Data entries:
/---

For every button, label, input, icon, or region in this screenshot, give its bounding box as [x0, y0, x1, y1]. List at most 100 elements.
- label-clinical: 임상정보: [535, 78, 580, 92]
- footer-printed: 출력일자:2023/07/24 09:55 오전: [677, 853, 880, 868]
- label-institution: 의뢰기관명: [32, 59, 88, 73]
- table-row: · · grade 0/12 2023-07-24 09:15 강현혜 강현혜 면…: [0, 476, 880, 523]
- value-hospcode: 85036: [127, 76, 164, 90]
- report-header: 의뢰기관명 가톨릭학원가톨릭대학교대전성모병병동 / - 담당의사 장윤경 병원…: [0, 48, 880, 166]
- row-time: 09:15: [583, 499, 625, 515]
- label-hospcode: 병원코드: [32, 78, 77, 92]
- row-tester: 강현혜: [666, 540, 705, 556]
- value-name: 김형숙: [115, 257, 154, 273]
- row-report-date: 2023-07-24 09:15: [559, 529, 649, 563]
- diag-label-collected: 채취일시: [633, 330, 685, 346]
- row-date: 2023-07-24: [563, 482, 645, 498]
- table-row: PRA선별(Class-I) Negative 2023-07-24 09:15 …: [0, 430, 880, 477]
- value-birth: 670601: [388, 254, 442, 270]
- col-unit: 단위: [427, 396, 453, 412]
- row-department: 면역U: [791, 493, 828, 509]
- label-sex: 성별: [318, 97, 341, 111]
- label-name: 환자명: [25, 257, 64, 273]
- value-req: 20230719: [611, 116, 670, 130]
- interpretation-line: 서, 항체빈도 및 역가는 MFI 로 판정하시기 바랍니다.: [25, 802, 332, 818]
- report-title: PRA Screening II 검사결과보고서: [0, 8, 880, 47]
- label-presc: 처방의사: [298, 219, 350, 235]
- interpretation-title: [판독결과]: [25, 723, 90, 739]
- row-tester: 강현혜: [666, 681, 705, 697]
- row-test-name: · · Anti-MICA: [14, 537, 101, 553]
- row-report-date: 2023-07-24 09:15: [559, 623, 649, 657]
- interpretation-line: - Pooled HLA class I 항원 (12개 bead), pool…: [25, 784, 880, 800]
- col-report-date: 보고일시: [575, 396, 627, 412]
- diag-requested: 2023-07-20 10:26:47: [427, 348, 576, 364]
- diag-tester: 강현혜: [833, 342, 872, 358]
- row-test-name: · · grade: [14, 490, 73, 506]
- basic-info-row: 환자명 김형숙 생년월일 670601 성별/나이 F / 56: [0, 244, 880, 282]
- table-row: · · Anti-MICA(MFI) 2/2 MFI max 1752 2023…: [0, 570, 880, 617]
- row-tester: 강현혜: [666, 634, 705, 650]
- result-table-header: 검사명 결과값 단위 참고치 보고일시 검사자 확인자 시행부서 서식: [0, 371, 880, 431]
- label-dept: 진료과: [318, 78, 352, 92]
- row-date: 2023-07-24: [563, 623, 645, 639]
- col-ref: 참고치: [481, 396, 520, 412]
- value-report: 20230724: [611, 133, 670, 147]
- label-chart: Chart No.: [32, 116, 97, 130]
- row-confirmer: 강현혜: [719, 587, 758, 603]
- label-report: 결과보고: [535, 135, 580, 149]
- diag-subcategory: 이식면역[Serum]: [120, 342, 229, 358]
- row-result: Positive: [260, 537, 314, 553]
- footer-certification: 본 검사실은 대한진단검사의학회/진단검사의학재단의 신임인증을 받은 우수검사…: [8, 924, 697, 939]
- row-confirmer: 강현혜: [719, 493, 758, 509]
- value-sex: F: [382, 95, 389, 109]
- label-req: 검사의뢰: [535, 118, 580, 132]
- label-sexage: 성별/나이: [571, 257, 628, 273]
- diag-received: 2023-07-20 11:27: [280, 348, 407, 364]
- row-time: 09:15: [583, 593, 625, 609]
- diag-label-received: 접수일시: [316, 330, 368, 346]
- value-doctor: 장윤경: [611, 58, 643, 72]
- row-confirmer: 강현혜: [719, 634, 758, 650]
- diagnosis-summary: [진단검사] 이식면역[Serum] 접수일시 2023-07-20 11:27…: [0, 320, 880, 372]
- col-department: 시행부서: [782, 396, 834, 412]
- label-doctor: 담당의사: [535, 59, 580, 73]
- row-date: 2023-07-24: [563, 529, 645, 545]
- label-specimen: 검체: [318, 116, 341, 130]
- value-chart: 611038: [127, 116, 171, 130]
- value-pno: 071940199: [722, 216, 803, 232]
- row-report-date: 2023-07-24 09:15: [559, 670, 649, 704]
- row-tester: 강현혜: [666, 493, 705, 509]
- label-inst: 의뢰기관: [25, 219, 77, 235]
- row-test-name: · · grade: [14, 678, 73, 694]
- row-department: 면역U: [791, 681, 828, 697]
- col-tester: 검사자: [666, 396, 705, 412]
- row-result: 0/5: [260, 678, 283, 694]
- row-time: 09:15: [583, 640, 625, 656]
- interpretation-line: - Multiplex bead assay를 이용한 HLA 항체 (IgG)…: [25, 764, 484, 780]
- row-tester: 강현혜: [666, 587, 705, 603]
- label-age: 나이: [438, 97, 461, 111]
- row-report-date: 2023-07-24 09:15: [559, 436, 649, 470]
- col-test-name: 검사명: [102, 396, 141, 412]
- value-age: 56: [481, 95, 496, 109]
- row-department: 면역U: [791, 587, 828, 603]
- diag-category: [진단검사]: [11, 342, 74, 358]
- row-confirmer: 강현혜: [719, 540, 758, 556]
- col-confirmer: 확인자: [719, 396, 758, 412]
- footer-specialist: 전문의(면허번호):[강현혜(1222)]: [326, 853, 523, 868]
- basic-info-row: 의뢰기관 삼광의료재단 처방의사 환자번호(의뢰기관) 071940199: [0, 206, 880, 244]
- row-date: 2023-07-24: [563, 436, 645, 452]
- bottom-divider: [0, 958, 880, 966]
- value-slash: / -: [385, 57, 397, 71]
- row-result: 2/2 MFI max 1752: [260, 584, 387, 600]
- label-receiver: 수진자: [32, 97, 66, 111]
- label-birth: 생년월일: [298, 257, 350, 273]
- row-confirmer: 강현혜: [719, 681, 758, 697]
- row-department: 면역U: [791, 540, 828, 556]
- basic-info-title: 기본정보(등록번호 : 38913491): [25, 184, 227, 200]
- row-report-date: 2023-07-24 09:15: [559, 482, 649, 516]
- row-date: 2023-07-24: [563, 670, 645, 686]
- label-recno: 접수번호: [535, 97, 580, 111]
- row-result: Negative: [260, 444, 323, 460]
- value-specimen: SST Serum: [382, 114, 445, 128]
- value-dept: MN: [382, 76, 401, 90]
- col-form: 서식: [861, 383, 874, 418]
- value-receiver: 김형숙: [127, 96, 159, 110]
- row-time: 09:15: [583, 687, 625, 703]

\---

ACTIVITY ▸ Retype each line of the data exactly as it reads.

TASK RESPONSE ▸
For every button, label, input, icon, or region in this screenshot, give its bounding box as [x0, y0, x1, y1]. List at most 100 elements.
- label-clinical: 임상정보: [535, 78, 580, 92]
- footer-printed: 출력일자:2023/07/24 09:55 오전: [677, 853, 880, 868]
- label-institution: 의뢰기관명: [32, 59, 88, 73]
- table-row: · · grade 0/12 2023-07-24 09:15 강현혜 강현혜 면…: [0, 476, 880, 523]
- value-hospcode: 85036: [127, 76, 164, 90]
- report-header: 의뢰기관명 가톨릭학원가톨릭대학교대전성모병병동 / - 담당의사 장윤경 병원…: [0, 48, 880, 166]
- row-time: 09:15: [583, 499, 625, 515]
- label-hospcode: 병원코드: [32, 78, 77, 92]
- row-tester: 강현혜: [666, 540, 705, 556]
- value-name: 김형숙: [115, 257, 154, 273]
- row-report-date: 2023-07-24 09:15: [559, 529, 649, 563]
- diag-label-collected: 채취일시: [633, 330, 685, 346]
- row-date: 2023-07-24: [563, 482, 645, 498]
- table-row: PRA선별(Class-I) Negative 2023-07-24 09:15 …: [0, 430, 880, 477]
- value-birth: 670601: [388, 254, 442, 270]
- col-unit: 단위: [427, 396, 453, 412]
- row-department: 면역U: [791, 493, 828, 509]
- label-sex: 성별: [318, 97, 341, 111]
- label-name: 환자명: [25, 257, 64, 273]
- value-req: 20230719: [611, 116, 670, 130]
- interpretation-line: 서, 항체빈도 및 역가는 MFI 로 판정하시기 바랍니다.: [25, 802, 332, 818]
- report-title: PRA Screening II 검사결과보고서: [0, 8, 880, 47]
- label-presc: 처방의사: [298, 219, 350, 235]
- interpretation-title: [판독결과]: [25, 723, 90, 739]
- row-tester: 강현혜: [666, 681, 705, 697]
- row-test-name: · · Anti-MICA: [14, 537, 101, 553]
- row-report-date: 2023-07-24 09:15: [559, 623, 649, 657]
- interpretation-line: - Pooled HLA class I 항원 (12개 bead), pool…: [25, 784, 880, 800]
- col-report-date: 보고일시: [575, 396, 627, 412]
- diag-requested: 2023-07-20 10:26:47: [427, 348, 576, 364]
- diag-tester: 강현혜: [833, 342, 872, 358]
- row-test-name: · · grade: [14, 490, 73, 506]
- basic-info-row: 환자명 김형숙 생년월일 670601 성별/나이 F / 56: [0, 244, 880, 282]
- table-row: · · Anti-MICA(MFI) 2/2 MFI max 1752 2023…: [0, 570, 880, 617]
- row-tester: 강현혜: [666, 634, 705, 650]
- result-table-header: 검사명 결과값 단위 참고치 보고일시 검사자 확인자 시행부서 서식: [0, 371, 880, 431]
- label-dept: 진료과: [318, 78, 352, 92]
- row-date: 2023-07-24: [563, 623, 645, 639]
- col-ref: 참고치: [481, 396, 520, 412]
- value-report: 20230724: [611, 133, 670, 147]
- label-chart: Chart No.: [32, 116, 97, 130]
- row-confirmer: 강현혜: [719, 587, 758, 603]
- label-report: 결과보고: [535, 135, 580, 149]
- diag-subcategory: 이식면역[Serum]: [120, 342, 229, 358]
- row-result: Positive: [260, 537, 314, 553]
- footer-certification: 본 검사실은 대한진단검사의학회/진단검사의학재단의 신임인증을 받은 우수검사…: [8, 924, 697, 939]
- row-confirmer: 강현혜: [719, 493, 758, 509]
- value-sex: F: [382, 95, 389, 109]
- label-req: 검사의뢰: [535, 118, 580, 132]
- label-sexage: 성별/나이: [571, 257, 628, 273]
- diag-received: 2023-07-20 11:27: [280, 348, 407, 364]
- row-time: 09:15: [583, 593, 625, 609]
- diag-label-received: 접수일시: [316, 330, 368, 346]
- value-doctor: 장윤경: [611, 58, 643, 72]
- row-confirmer: 강현혜: [719, 634, 758, 650]
- diagnosis-summary: [진단검사] 이식면역[Serum] 접수일시 2023-07-20 11:27…: [0, 320, 880, 372]
- col-department: 시행부서: [782, 396, 834, 412]
- label-doctor: 담당의사: [535, 59, 580, 73]
- row-date: 2023-07-24: [563, 529, 645, 545]
- label-specimen: 검체: [318, 116, 341, 130]
- value-chart: 611038: [127, 116, 171, 130]
- value-pno: 071940199: [722, 216, 803, 232]
- row-report-date: 2023-07-24 09:15: [559, 670, 649, 704]
- row-tester: 강현혜: [666, 493, 705, 509]
- label-inst: 의뢰기관: [25, 219, 77, 235]
- row-test-name: · · grade: [14, 678, 73, 694]
- row-department: 면역U: [791, 681, 828, 697]
- col-tester: 검사자: [666, 396, 705, 412]
- row-result: 0/5: [260, 678, 283, 694]
- row-time: 09:15: [583, 640, 625, 656]
- interpretation-line: - Multiplex bead assay를 이용한 HLA 항체 (IgG)…: [25, 764, 484, 780]
- row-tester: 강현혜: [666, 587, 705, 603]
- label-age: 나이: [438, 97, 461, 111]
- row-report-date: 2023-07-24 09:15: [559, 436, 649, 470]
- col-test-name: 검사명: [102, 396, 141, 412]
- value-age: 56: [481, 95, 496, 109]
- row-department: 면역U: [791, 587, 828, 603]
- diag-category: [진단검사]: [11, 342, 74, 358]
- row-confirmer: 강현혜: [719, 540, 758, 556]
- col-confirmer: 확인자: [719, 396, 758, 412]
- footer-specialist: 전문의(면허번호):[강현혜(1222)]: [326, 853, 523, 868]
- basic-info-row: 의뢰기관 삼광의료재단 처방의사 환자번호(의뢰기관) 071940199: [0, 206, 880, 244]
- row-date: 2023-07-24: [563, 436, 645, 452]
- bottom-divider: [0, 958, 880, 966]
- value-slash: / -: [385, 57, 397, 71]
- row-result: 2/2 MFI max 1752: [260, 584, 387, 600]
- label-receiver: 수진자: [32, 97, 66, 111]
- label-birth: 생년월일: [298, 257, 350, 273]
- row-confirmer: 강현혜: [719, 681, 758, 697]
- row-department: 면역U: [791, 540, 828, 556]
- basic-info-title: 기본정보(등록번호 : 38913491): [25, 184, 227, 200]
- row-report-date: 2023-07-24 09:15: [559, 482, 649, 516]
- row-date: 2023-07-24: [563, 670, 645, 686]
- label-recno: 접수번호: [535, 97, 580, 111]
- row-result: Negative: [260, 444, 323, 460]
- value-specimen: SST Serum: [382, 114, 445, 128]
- value-dept: MN: [382, 76, 401, 90]
- col-form: 서식: [861, 383, 874, 418]
- value-receiver: 김형숙: [127, 96, 159, 110]
- row-time: 09:15: [583, 687, 625, 703]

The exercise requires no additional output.